Text block =>
******************************

One drawback is that iteration always starts from the list head, so the same containers are checked first on every call (potential fairness issue). A round-robin starting point would improve this, though I am not sure it is worth the added complexity.

OK, I will optimize the algorithm for the victim a bit, maybe not the same as your method.

Nothing mandatory, just wanted to have your opinion on this for being sure that I have properly understood.

knard38 · 2026-04-27T13:11:53Z

 			}
 		}

 		/*


From my side, it took me some time to understand why we use PARTIAL_COMMITTED + retry instead of just reverting the partial commit.
If I understand correctly, the remote participants commit before the leader, so by the time the leader's local commit partially fails, the data is already visible on remote nodes. Thus, aborting an already-committed DTX there would corrupt it?

For contributors less familiar with the DTX commit protocol, like me, an expanded comment could be helpful:

/* * Remote participants committed before the leader (see ordering comment above). * If the leader's local commit partially fails (e.g., -DER_NOSPACE), reverting * remote participants is not possible: aborting an already-committed DTX would * corrupt data visible on those nodes. Instead, mark all entries in this batch * as PARTIAL_COMMITTED so the next batched commit retries them. Re-committing * an already-committed DTX is always safe. */

This is just a suggestion to improve readability: no issue to keep as-is if you think it is not needed.

Currently, there is no way to revert partial commit, since we do not know whether someone has already read related partial committed data on related targets. I will add some comment to make things more clear.

Thanks, really think it will help new comer such as me.

janekmi · 2026-04-28T13:29:37Z

+		return TX_FAILURE_RETURN;
+	default:
+		D_ASSERTF(0, "Unknown TX failure behavior %d\n", behavior);
+		return -DER_INVAL;


No return after unconditional assert.

Suggested change

return -DER_INVAL;

Some static analysis tools may warning as "miss return" or similar for such case.

janekmi · 2026-04-28T13:33:48Z

 	/* Memory file size for md-on-ssd phase2 pool */
 	uint64_t                ped_mem_sz;
+	/* emergency buffer for GC */
+	umem_off_t              ped_emerg_buf;


Have you considered adding an ability to upgrade already existing pools or is it unlikely a feature like this would be actually helpful?

******************************

Given entries =>
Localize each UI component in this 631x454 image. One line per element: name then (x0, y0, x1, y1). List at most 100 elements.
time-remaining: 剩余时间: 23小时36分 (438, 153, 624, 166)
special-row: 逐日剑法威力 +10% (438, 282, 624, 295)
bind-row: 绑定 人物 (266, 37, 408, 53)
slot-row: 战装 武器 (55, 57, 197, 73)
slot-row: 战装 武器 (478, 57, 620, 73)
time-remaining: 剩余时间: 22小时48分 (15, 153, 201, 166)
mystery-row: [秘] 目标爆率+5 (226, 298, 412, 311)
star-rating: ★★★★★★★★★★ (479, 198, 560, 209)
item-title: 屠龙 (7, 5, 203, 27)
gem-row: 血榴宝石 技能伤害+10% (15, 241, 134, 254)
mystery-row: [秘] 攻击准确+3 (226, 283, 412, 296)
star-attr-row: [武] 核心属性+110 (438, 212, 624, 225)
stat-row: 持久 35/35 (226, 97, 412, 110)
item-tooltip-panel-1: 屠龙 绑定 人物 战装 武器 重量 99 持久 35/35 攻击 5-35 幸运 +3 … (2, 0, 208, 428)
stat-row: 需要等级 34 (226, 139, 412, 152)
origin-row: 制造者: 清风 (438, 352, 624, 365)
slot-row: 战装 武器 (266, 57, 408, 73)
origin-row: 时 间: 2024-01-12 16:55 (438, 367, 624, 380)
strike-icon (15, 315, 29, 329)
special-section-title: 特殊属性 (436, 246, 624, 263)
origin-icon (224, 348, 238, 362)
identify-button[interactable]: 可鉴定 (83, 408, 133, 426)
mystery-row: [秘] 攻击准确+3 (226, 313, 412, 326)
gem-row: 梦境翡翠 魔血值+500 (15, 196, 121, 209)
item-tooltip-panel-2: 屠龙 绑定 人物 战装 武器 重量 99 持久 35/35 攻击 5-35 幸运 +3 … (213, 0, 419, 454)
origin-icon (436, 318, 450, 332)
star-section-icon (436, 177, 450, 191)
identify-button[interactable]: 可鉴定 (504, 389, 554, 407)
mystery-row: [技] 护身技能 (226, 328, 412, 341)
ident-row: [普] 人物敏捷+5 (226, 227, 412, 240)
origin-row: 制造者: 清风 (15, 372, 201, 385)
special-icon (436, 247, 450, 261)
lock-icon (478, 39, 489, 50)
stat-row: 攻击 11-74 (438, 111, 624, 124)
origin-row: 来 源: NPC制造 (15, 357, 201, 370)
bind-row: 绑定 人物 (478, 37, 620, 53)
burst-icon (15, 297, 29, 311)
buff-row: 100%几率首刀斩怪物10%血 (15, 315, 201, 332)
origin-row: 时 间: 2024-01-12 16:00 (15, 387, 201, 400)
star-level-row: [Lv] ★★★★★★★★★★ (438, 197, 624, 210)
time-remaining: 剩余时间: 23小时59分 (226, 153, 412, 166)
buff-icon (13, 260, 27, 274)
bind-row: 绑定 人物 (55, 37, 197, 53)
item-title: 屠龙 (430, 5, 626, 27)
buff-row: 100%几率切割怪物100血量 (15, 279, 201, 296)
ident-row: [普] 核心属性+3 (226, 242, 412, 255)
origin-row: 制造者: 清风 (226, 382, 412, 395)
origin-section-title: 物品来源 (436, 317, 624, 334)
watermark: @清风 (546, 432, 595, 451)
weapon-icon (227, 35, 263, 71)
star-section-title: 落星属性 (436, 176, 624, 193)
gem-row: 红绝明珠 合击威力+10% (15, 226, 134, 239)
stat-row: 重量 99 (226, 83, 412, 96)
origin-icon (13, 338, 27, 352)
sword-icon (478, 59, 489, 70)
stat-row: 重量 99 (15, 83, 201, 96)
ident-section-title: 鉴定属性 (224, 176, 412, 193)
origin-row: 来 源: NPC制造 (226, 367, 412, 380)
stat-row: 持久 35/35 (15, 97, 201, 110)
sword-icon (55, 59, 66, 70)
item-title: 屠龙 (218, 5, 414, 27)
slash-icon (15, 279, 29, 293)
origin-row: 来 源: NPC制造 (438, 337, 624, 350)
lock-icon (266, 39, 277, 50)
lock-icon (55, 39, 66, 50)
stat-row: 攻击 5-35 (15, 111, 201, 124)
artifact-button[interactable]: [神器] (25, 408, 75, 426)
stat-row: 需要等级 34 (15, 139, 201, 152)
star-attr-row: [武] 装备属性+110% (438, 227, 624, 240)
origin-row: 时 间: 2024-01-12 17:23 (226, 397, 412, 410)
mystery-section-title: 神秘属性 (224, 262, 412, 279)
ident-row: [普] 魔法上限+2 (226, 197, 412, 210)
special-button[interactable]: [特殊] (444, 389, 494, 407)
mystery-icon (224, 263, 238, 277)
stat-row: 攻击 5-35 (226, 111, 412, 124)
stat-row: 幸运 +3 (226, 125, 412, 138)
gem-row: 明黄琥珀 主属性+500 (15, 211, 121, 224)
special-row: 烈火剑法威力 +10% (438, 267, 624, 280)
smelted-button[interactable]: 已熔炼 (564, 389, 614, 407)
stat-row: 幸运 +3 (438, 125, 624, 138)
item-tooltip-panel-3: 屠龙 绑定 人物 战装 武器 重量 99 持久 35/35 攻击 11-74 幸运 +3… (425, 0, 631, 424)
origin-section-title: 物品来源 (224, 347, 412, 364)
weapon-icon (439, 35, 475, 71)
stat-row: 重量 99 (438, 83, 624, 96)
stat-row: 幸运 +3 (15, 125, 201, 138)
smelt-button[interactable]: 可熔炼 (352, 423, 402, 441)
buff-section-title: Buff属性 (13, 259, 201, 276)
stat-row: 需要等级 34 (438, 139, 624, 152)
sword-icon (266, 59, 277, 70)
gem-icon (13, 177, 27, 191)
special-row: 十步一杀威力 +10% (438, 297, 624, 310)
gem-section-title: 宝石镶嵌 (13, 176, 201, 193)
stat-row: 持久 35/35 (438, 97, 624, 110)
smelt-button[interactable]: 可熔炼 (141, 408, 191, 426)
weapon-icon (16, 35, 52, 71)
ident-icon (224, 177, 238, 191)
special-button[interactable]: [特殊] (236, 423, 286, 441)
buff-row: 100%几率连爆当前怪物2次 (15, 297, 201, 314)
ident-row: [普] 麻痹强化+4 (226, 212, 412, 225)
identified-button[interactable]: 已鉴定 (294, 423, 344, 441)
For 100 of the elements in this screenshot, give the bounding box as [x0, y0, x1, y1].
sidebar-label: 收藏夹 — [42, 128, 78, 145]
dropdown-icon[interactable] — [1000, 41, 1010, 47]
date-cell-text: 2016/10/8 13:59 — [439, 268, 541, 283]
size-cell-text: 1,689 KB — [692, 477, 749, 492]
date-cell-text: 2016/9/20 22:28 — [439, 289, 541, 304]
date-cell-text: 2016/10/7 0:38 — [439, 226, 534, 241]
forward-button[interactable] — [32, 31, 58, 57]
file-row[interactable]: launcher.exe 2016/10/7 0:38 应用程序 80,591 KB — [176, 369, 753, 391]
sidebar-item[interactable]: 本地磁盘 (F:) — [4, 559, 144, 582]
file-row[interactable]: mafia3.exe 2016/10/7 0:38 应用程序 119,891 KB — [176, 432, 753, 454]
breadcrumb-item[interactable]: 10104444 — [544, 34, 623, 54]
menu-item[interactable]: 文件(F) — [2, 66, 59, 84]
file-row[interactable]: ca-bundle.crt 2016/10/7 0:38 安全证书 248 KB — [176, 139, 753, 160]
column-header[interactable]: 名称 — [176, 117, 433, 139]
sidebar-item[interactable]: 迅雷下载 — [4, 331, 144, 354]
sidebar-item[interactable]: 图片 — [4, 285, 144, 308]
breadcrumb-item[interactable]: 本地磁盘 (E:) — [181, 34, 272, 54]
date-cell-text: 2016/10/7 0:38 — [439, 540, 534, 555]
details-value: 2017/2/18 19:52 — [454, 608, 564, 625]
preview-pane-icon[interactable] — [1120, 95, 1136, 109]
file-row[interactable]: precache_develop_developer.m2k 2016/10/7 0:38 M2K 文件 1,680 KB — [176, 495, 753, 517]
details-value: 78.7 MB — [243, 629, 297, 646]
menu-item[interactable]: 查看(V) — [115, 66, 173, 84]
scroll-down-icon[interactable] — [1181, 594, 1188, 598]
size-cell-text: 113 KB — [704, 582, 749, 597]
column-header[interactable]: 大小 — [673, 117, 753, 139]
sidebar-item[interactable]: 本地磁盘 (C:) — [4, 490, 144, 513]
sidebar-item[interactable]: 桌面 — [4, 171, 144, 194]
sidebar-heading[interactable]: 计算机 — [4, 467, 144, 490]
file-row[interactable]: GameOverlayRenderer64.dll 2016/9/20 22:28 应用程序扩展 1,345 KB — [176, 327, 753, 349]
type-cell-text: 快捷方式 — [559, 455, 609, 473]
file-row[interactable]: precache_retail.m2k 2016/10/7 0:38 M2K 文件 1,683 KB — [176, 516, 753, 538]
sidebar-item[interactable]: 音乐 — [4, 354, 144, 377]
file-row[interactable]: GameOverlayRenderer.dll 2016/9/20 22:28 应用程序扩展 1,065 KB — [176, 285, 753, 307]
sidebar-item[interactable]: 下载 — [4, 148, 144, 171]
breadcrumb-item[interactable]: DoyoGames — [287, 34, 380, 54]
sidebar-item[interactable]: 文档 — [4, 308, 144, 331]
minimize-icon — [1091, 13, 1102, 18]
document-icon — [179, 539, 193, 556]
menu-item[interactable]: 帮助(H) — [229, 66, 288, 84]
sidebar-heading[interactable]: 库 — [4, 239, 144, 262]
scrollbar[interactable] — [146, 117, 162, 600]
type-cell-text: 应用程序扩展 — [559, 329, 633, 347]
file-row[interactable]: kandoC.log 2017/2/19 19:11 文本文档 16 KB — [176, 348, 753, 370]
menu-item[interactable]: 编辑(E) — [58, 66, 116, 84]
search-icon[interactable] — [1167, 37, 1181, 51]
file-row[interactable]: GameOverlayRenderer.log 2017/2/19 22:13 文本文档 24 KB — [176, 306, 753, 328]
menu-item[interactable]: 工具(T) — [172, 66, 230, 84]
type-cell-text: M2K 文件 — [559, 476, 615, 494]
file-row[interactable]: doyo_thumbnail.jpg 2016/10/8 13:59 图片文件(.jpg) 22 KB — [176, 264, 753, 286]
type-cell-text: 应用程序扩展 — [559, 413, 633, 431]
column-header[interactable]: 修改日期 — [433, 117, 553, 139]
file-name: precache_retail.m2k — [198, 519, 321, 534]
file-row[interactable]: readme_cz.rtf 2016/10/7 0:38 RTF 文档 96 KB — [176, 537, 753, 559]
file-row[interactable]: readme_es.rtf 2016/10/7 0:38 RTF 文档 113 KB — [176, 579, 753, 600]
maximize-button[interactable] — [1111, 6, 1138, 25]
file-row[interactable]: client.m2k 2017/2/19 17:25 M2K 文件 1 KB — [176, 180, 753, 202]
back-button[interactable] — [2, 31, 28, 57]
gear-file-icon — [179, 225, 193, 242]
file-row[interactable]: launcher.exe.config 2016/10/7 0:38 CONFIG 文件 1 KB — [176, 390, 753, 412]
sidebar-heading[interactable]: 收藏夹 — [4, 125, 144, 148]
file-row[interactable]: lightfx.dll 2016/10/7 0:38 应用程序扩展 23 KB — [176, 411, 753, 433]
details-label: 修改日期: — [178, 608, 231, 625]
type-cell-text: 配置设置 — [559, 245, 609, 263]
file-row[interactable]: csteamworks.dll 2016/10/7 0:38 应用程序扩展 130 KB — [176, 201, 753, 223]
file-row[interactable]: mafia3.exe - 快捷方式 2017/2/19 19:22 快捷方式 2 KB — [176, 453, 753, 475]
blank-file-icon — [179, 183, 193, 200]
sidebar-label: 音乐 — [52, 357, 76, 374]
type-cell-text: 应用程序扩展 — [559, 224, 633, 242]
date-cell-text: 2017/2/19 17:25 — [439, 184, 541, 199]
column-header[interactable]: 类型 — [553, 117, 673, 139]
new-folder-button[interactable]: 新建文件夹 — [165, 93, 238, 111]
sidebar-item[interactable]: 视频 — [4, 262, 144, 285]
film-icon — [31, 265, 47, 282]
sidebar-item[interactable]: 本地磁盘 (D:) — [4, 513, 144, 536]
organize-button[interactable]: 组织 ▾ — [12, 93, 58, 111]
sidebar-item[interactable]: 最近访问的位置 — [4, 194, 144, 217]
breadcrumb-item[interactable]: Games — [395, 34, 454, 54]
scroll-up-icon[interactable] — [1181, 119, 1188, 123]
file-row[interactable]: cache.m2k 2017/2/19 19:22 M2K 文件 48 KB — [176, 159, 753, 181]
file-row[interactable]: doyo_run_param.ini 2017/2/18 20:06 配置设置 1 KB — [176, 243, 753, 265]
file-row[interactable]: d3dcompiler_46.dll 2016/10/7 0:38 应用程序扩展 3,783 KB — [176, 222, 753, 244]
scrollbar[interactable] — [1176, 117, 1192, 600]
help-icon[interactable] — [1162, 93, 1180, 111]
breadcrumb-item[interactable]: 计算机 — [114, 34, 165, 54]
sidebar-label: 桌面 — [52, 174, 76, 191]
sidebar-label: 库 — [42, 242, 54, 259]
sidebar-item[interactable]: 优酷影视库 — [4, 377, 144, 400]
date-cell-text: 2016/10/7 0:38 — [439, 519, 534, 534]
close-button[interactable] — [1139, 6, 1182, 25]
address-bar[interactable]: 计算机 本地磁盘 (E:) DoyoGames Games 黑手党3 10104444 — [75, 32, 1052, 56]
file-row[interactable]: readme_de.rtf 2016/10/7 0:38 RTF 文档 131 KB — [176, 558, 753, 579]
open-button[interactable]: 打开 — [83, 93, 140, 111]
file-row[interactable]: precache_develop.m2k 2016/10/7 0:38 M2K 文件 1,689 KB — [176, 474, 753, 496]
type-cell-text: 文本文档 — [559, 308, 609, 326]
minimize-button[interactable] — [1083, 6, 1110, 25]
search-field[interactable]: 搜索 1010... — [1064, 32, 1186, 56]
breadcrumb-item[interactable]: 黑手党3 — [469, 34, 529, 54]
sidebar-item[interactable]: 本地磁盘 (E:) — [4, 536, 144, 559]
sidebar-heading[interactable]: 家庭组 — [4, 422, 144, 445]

******************************

To be done =>
Reproduce verbatim the stretch of the code review discussion from "This is just" through "things more clear.".

Exercise response =>
This is just a suggestion to improve readability: no issue to keep as-is if you think it is not needed.

Currently, there is no way to revert partial commit, since we do not know whether someone has already read related partial committed data on related targets. I will add some comment to make things more clear.